(Saved entries)
==============================

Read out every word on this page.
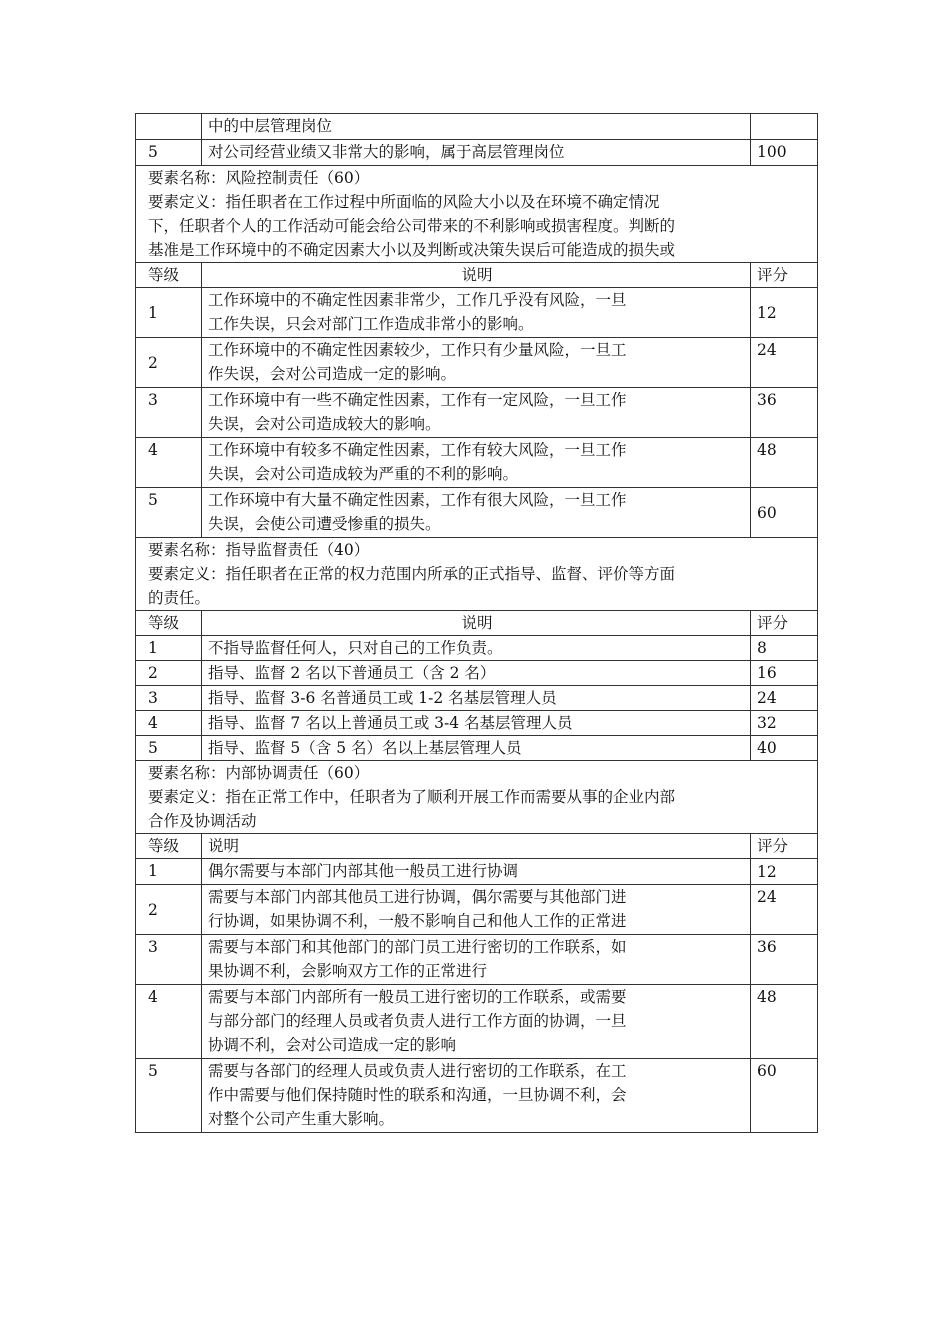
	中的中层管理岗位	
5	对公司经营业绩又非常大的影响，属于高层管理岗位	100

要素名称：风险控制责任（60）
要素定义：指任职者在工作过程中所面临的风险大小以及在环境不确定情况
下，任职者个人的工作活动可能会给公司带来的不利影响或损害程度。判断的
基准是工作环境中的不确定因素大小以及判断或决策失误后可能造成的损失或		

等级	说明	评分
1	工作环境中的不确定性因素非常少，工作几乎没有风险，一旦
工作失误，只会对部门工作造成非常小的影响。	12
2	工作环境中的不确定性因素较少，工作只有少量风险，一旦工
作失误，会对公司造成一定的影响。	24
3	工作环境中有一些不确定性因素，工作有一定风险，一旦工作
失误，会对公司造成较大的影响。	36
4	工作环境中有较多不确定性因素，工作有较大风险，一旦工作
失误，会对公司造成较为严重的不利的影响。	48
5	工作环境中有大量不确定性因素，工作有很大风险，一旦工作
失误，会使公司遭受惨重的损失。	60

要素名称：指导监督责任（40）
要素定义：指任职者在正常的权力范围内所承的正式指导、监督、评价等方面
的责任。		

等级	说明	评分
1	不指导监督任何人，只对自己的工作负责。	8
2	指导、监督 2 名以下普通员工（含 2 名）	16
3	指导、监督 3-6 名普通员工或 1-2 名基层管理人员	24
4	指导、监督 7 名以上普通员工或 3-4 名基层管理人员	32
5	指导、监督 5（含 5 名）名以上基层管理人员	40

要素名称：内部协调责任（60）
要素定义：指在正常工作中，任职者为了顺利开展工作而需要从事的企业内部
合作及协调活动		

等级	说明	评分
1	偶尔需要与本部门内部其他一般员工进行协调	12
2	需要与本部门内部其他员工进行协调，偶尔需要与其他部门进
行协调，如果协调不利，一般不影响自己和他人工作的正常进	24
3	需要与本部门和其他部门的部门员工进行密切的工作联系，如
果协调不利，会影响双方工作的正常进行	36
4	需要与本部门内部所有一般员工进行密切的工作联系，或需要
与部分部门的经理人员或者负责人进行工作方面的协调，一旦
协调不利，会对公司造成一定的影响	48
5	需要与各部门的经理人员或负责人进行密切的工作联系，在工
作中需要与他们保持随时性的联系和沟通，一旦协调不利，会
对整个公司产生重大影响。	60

==============================

= What needs to be done =
Reproduce every line precisely as given, omitting all pictures.

= Exercise result =
Read out every word on this page.
	中的中层管理岗位	
5	对公司经营业绩又非常大的影响，属于高层管理岗位	100

要素名称：风险控制责任（60）
要素定义：指任职者在工作过程中所面临的风险大小以及在环境不确定情况
下，任职者个人的工作活动可能会给公司带来的不利影响或损害程度。判断的
基准是工作环境中的不确定因素大小以及判断或决策失误后可能造成的损失或		

等级	说明	评分
1	工作环境中的不确定性因素非常少，工作几乎没有风险，一旦
工作失误，只会对部门工作造成非常小的影响。	12
2	工作环境中的不确定性因素较少，工作只有少量风险，一旦工
作失误，会对公司造成一定的影响。	24
3	工作环境中有一些不确定性因素，工作有一定风险，一旦工作
失误，会对公司造成较大的影响。	36
4	工作环境中有较多不确定性因素，工作有较大风险，一旦工作
失误，会对公司造成较为严重的不利的影响。	48
5	工作环境中有大量不确定性因素，工作有很大风险，一旦工作
失误，会使公司遭受惨重的损失。	60

要素名称：指导监督责任（40）
要素定义：指任职者在正常的权力范围内所承的正式指导、监督、评价等方面
的责任。		

等级	说明	评分
1	不指导监督任何人，只对自己的工作负责。	8
2	指导、监督 2 名以下普通员工（含 2 名）	16
3	指导、监督 3-6 名普通员工或 1-2 名基层管理人员	24
4	指导、监督 7 名以上普通员工或 3-4 名基层管理人员	32
5	指导、监督 5（含 5 名）名以上基层管理人员	40

要素名称：内部协调责任（60）
要素定义：指在正常工作中，任职者为了顺利开展工作而需要从事的企业内部
合作及协调活动		

等级	说明	评分
1	偶尔需要与本部门内部其他一般员工进行协调	12
2	需要与本部门内部其他员工进行协调，偶尔需要与其他部门进
行协调，如果协调不利，一般不影响自己和他人工作的正常进	24
3	需要与本部门和其他部门的部门员工进行密切的工作联系，如
果协调不利，会影响双方工作的正常进行	36
4	需要与本部门内部所有一般员工进行密切的工作联系，或需要
与部分部门的经理人员或者负责人进行工作方面的协调，一旦
协调不利，会对公司造成一定的影响	48
5	需要与各部门的经理人员或负责人进行密切的工作联系，在工
作中需要与他们保持随时性的联系和沟通，一旦协调不利，会
对整个公司产生重大影响。	60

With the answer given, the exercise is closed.